**DATA SUPPLIED:**
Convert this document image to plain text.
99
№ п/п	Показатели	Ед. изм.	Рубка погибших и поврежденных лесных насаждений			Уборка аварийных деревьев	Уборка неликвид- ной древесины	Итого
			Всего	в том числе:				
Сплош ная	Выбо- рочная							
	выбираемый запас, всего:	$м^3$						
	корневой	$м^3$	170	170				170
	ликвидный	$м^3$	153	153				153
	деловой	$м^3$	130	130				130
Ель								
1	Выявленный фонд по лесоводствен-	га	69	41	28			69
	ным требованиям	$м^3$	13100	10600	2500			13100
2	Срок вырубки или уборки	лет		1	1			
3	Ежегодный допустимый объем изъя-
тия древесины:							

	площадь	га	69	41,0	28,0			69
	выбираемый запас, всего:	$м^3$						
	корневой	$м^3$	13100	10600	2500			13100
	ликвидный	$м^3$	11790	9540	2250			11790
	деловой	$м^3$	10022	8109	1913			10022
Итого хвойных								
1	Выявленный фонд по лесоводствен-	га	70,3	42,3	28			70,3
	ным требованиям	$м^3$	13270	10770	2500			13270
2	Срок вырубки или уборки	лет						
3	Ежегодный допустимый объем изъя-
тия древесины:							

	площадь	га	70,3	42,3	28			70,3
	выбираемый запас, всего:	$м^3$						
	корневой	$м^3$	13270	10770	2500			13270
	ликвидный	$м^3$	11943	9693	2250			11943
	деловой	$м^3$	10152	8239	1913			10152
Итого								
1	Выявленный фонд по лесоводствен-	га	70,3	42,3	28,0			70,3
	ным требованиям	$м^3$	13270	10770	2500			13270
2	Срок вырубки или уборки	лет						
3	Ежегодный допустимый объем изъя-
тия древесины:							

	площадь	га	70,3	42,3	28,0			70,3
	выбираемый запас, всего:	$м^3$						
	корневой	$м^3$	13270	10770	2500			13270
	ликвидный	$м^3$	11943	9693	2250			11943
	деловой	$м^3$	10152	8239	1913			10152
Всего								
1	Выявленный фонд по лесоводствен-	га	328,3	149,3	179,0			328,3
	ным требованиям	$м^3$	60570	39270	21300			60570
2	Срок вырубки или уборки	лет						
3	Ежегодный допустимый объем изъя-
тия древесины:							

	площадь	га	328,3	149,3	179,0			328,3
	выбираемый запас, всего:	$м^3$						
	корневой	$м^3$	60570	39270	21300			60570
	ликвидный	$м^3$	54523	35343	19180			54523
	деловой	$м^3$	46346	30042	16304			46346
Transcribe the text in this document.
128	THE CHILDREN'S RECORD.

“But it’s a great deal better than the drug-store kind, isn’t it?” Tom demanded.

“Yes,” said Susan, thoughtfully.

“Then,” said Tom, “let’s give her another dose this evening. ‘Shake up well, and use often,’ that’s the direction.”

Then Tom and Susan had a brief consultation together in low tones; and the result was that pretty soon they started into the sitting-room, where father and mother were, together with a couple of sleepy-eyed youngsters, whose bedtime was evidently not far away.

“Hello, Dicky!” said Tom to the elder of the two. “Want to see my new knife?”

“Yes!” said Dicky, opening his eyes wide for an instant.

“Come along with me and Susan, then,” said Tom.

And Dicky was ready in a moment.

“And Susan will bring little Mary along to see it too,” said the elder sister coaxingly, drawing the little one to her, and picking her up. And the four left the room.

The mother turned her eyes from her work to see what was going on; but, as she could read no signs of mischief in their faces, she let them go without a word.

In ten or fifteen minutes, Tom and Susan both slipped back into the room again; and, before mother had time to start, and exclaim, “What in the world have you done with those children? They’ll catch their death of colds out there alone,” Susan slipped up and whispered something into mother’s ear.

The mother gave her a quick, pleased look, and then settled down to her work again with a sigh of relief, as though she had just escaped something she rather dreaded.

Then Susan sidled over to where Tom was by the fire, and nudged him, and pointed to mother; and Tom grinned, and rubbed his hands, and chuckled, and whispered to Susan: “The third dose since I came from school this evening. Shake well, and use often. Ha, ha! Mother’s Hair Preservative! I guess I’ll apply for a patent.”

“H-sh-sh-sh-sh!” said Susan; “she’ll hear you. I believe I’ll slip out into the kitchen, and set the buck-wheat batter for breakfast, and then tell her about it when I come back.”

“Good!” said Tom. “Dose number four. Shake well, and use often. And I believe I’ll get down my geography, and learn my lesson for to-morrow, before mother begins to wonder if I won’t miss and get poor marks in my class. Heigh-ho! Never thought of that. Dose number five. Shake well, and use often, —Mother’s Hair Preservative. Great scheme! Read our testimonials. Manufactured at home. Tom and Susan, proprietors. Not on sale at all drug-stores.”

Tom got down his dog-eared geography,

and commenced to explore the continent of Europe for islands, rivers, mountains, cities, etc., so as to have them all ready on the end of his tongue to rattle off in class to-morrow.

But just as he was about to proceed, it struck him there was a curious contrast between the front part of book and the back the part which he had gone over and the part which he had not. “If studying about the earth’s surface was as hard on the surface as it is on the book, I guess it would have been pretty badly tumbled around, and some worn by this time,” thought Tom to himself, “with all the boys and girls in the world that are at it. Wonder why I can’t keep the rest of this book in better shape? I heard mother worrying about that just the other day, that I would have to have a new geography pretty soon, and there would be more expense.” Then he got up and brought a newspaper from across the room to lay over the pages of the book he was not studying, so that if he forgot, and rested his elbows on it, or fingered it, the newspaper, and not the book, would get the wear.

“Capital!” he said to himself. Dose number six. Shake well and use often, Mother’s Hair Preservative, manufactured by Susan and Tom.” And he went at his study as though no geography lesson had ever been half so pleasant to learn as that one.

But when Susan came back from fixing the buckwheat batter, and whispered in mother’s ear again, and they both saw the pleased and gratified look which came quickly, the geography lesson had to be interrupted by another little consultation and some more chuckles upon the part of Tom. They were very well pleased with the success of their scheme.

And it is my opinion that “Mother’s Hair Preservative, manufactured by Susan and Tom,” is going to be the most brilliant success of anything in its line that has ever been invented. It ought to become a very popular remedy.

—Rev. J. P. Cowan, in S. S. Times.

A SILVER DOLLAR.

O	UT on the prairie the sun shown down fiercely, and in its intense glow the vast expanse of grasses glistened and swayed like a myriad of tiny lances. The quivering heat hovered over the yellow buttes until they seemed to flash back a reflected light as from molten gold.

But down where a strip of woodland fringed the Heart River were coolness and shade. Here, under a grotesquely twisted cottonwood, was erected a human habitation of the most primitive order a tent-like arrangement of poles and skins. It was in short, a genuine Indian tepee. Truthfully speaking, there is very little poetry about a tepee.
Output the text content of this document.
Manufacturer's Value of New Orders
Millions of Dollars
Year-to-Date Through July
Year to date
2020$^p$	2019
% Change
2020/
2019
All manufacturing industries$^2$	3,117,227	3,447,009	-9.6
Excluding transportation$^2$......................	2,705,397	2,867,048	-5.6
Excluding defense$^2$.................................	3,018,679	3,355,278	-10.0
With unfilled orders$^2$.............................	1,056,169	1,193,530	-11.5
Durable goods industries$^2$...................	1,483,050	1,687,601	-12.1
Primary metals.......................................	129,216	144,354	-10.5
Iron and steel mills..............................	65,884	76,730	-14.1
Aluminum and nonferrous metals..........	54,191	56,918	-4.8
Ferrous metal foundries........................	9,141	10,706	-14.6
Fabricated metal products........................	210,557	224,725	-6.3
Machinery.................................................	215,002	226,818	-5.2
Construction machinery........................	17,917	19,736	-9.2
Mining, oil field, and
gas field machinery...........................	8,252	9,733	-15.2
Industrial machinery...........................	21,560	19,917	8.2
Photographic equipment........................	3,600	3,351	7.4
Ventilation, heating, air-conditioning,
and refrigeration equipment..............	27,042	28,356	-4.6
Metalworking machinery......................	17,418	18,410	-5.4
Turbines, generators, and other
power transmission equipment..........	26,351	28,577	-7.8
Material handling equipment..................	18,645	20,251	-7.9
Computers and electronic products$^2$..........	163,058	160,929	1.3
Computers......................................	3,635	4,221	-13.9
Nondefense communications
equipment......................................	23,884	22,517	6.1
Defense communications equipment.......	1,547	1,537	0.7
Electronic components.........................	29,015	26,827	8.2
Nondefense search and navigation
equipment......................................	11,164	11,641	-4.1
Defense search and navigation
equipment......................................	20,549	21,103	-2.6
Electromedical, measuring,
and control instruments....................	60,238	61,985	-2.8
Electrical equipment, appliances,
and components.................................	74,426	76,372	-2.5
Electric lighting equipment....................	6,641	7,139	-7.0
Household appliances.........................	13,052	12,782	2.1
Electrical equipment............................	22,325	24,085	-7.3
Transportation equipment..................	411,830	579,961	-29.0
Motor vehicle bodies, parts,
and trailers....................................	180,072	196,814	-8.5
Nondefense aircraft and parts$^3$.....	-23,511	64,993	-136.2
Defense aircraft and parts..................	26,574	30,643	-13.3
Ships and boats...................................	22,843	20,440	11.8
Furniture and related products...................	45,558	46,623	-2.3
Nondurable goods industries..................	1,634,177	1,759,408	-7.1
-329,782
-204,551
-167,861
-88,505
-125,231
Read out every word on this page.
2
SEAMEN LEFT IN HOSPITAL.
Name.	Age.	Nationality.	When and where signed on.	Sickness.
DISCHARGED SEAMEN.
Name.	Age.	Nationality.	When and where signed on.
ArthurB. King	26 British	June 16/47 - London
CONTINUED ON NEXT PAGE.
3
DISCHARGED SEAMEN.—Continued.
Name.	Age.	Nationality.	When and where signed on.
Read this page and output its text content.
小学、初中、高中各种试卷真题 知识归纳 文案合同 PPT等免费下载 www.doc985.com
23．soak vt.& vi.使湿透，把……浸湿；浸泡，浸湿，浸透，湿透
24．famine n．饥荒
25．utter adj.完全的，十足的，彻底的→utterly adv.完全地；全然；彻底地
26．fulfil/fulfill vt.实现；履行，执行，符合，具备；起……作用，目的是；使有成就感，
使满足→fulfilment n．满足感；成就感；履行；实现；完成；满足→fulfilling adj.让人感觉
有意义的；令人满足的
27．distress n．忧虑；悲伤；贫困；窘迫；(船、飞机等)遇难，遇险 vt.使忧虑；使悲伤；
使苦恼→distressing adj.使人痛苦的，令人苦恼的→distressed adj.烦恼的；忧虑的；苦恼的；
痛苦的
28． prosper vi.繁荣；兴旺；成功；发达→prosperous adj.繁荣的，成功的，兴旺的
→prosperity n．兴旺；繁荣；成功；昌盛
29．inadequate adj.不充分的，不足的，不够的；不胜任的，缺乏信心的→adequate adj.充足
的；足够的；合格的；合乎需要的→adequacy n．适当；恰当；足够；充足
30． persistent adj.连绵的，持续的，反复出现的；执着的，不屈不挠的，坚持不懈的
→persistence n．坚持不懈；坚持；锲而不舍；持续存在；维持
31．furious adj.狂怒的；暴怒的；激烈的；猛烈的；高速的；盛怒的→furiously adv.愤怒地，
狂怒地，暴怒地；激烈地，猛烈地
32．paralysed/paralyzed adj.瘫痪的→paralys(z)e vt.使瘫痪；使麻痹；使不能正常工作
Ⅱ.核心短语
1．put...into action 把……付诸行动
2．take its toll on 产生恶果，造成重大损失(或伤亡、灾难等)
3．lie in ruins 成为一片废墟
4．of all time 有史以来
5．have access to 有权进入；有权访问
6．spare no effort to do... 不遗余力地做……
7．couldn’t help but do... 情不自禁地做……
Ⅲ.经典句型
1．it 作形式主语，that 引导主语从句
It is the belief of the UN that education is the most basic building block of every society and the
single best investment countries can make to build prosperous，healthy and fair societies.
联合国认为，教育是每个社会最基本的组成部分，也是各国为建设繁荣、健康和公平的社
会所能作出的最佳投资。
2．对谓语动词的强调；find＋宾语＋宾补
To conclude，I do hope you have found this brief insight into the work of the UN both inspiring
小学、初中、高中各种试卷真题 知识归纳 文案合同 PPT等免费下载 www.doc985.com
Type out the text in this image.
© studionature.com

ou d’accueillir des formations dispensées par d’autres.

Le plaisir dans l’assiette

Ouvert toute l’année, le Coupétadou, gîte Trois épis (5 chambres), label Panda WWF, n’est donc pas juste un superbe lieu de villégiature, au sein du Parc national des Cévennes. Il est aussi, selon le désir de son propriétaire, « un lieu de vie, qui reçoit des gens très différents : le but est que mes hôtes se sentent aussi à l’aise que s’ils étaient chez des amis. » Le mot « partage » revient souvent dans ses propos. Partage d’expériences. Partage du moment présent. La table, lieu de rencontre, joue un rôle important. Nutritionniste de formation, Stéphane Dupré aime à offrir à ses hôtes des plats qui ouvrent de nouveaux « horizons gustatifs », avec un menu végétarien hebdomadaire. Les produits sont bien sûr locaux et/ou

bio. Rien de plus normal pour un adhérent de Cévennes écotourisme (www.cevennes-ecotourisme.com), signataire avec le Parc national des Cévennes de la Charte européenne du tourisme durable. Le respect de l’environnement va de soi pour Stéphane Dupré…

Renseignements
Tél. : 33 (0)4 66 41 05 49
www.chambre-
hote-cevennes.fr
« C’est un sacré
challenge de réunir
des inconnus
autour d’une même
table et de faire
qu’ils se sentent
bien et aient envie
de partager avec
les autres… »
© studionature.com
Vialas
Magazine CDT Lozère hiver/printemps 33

**THE PROBLEM:** Which lines of the data include "Excluding"? Copy each of them.

**FINISHED ANSWER:**
Excluding transportation$^2$......................	2,705,397	2,867,048	-5.6
Excluding defense$^2$.................................	3,018,679	3,355,278	-10.0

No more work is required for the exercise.